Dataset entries
· · · · · · ·

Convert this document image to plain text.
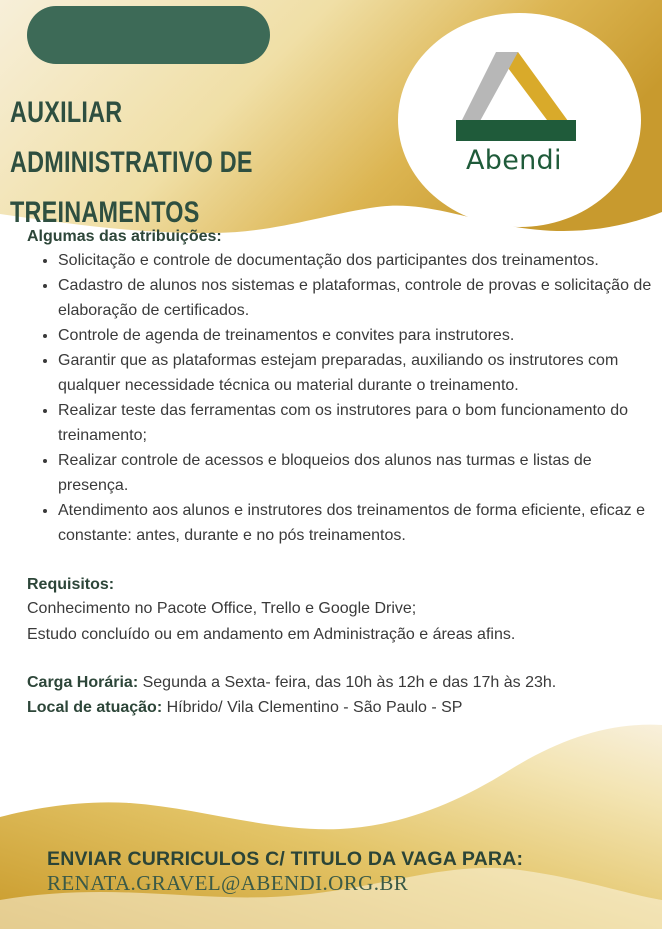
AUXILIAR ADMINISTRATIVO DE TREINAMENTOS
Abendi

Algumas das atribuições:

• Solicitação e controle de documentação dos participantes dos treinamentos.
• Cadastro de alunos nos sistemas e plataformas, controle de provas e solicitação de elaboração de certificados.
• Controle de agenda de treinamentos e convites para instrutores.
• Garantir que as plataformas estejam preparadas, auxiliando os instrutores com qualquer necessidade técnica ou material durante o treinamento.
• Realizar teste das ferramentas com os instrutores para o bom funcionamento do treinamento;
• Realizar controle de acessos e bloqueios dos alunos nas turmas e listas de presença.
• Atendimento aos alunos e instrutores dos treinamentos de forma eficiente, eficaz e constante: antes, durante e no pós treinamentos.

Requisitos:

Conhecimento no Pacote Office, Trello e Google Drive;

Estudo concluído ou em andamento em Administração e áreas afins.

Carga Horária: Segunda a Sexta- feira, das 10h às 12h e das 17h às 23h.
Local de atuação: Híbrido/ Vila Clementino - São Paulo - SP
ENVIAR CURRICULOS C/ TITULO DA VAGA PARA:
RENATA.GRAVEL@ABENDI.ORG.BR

· · · · · · ·

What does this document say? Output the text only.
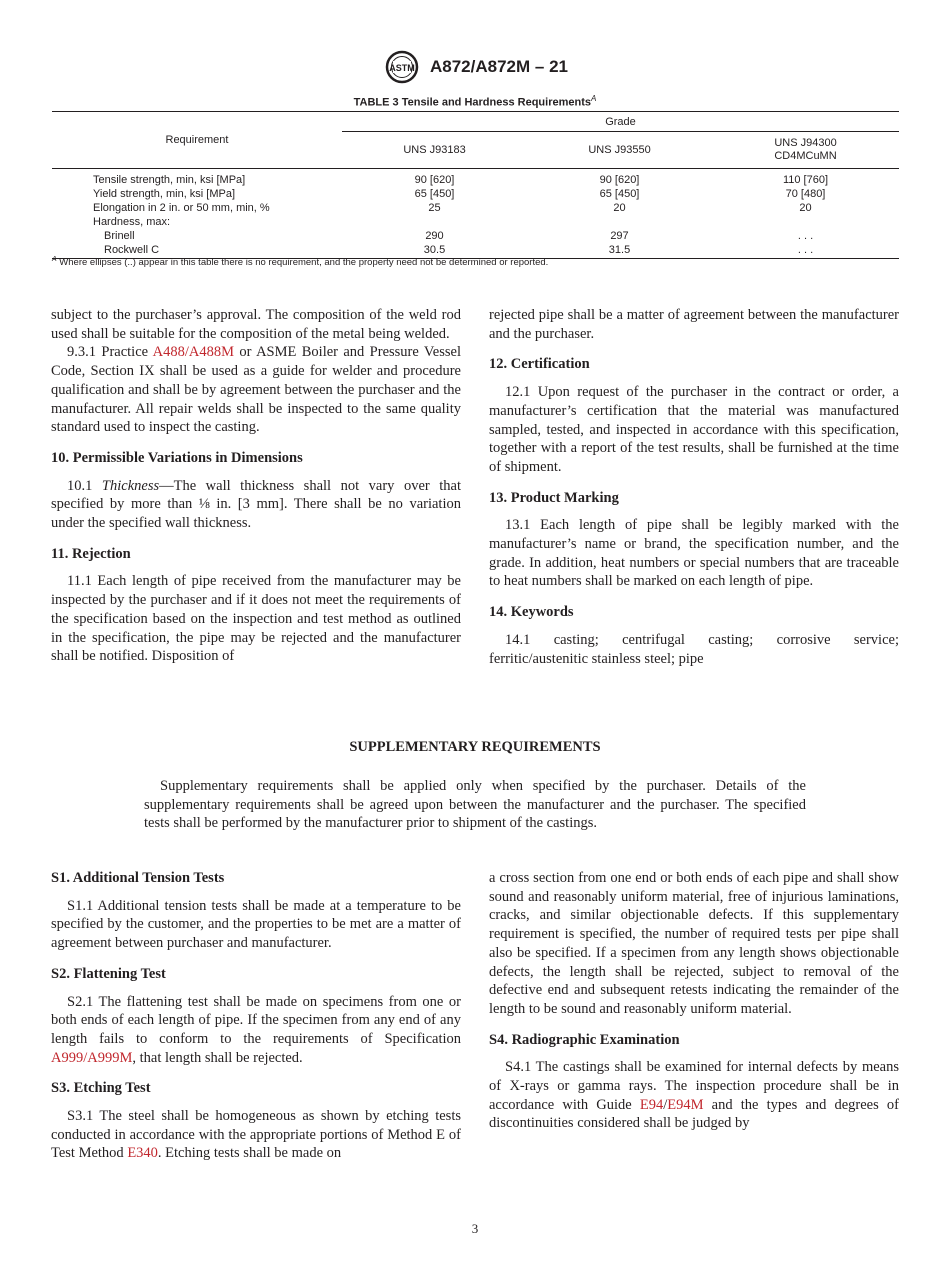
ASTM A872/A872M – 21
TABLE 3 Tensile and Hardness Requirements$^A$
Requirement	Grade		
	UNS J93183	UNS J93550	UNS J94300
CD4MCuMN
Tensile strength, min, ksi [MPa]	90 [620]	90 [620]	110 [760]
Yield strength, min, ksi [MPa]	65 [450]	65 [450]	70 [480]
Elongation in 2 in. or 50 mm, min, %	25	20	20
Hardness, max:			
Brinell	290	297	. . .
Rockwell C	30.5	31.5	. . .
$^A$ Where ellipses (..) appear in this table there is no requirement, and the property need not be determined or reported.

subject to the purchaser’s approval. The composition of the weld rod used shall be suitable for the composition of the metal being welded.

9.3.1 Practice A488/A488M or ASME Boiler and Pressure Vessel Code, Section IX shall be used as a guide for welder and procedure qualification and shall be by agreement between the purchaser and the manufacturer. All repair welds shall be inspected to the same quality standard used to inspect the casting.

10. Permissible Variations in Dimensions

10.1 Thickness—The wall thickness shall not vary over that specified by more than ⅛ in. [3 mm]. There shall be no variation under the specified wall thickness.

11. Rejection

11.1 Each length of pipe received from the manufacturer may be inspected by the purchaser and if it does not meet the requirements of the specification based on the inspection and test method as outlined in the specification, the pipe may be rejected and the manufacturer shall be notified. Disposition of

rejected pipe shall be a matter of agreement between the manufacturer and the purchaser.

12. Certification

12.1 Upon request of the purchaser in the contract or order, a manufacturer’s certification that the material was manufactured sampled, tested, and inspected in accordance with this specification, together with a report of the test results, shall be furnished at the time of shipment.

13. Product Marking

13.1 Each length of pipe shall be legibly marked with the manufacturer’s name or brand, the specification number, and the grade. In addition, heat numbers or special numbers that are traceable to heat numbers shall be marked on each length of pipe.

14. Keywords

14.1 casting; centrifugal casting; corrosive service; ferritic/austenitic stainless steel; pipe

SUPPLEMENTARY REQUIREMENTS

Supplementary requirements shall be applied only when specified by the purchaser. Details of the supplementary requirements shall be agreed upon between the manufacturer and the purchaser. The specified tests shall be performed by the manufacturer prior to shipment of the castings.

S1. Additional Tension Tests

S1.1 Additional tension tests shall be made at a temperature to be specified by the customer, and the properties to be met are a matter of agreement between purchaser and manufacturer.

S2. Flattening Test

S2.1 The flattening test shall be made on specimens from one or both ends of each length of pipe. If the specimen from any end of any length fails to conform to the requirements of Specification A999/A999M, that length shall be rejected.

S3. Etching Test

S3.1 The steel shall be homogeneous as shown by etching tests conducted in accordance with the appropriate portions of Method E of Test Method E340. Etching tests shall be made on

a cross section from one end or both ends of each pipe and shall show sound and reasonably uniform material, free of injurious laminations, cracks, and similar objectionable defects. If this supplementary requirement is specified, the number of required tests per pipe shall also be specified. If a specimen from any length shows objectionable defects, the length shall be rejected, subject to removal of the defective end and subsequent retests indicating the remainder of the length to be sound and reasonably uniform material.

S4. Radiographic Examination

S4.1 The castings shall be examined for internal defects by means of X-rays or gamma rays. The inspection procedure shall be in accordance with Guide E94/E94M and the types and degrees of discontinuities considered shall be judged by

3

· · · · · · ·

## EXERCISE DESCRIPTION
Each line with the string "accordance" in it needs to be found and copied.

## WRITTEN RESPONSE
12.1 Upon request of the purchaser in the contract or order, a manufacturer’s certification that the material was manufactured sampled, tested, and inspected in accordance with this specification, together with a report of the test results, shall be furnished at the time of shipment.
S3.1 The steel shall be homogeneous as shown by etching tests conducted in accordance with the appropriate portions of Method E of Test Method E340. Etching tests shall be made on
S4.1 The castings shall be examined for internal defects by means of X-rays or gamma rays. The inspection procedure shall be in accordance with Guide E94/E94M and the types and degrees of discontinuities considered shall be judged by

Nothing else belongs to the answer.